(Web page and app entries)
"""

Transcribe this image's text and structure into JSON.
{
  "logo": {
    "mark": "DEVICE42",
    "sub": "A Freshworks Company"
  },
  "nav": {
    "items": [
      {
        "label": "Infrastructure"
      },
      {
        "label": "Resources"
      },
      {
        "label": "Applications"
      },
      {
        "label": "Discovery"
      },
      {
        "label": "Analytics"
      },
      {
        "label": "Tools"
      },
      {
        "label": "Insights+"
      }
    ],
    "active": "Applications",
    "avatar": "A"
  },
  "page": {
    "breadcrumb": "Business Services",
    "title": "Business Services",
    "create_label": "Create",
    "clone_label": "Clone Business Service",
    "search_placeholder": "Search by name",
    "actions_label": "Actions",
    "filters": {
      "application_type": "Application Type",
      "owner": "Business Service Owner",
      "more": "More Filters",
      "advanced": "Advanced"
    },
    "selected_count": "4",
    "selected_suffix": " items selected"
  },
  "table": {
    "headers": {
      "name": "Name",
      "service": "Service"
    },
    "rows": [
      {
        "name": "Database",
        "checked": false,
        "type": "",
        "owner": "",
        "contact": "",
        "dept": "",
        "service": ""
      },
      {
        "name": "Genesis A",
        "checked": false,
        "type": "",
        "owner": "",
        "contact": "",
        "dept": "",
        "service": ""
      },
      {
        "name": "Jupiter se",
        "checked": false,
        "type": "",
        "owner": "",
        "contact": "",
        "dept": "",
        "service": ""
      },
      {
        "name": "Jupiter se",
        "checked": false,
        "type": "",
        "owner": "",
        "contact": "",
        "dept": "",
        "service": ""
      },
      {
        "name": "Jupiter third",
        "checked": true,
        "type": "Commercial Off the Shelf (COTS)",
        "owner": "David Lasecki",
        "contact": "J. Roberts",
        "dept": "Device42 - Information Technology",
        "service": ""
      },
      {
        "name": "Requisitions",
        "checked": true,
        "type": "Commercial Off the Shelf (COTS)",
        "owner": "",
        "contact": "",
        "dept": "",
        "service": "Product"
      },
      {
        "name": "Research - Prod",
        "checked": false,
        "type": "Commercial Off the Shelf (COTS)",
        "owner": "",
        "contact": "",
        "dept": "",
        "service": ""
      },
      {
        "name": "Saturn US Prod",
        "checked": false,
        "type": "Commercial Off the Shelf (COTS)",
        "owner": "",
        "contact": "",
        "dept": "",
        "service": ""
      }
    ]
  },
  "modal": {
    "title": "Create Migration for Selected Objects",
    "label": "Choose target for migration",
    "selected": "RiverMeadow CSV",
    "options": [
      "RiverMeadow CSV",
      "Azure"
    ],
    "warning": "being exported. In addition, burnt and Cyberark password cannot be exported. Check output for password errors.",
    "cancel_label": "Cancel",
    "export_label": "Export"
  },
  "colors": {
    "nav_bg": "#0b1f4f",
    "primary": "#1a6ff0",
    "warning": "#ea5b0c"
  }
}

"""

§ **Exercise aim**
Lines in the data above may contain the word "Create"; count them and give only the number.

§ **Answer to the exercise**
2